▼▼▼

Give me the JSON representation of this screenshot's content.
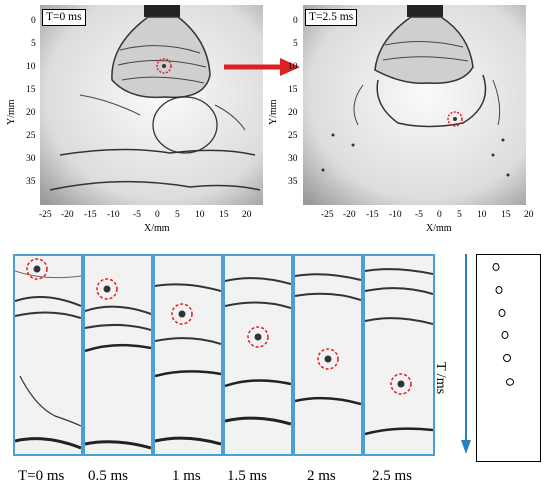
{
  "top_left": {
    "time_label": "T=0 ms",
    "ylabel": "Y/mm",
    "xlabel": "X/mm"
  },
  "top_right": {
    "time_label": "T=2.5 ms",
    "ylabel": "Y/mm",
    "xlabel": "X/mm"
  },
  "y_ticks": [
    "0",
    "5",
    "10",
    "15",
    "20",
    "25",
    "30",
    "35"
  ],
  "x_ticks": [
    "-25",
    "-20",
    "-15",
    "-10",
    "-5",
    "0",
    "5",
    "10",
    "15",
    "20"
  ],
  "time_axis_label": "T /ms",
  "strip_captions": [
    "T=0 ms",
    "0.5 ms",
    "1 ms",
    "1.5 ms",
    "2 ms",
    "2.5 ms"
  ],
  "colors": {
    "arrow": "#e02020",
    "strip_border": "#4a9fd4",
    "circle": "#e02020"
  }
}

▲▲▲

# THE PROBLEM
Write out the whole listing again, exactly, with no pictures.

# OUTPUT OF THE EXERCISE
Give me the JSON representation of this screenshot's content.
{
  "top_left": {
    "time_label": "T=0 ms",
    "ylabel": "Y/mm",
    "xlabel": "X/mm"
  },
  "top_right": {
    "time_label": "T=2.5 ms",
    "ylabel": "Y/mm",
    "xlabel": "X/mm"
  },
  "y_ticks": [
    "0",
    "5",
    "10",
    "15",
    "20",
    "25",
    "30",
    "35"
  ],
  "x_ticks": [
    "-25",
    "-20",
    "-15",
    "-10",
    "-5",
    "0",
    "5",
    "10",
    "15",
    "20"
  ],
  "time_axis_label": "T /ms",
  "strip_captions": [
    "T=0 ms",
    "0.5 ms",
    "1 ms",
    "1.5 ms",
    "2 ms",
    "2.5 ms"
  ],
  "colors": {
    "arrow": "#e02020",
    "strip_border": "#4a9fd4",
    "circle": "#e02020"
  }
}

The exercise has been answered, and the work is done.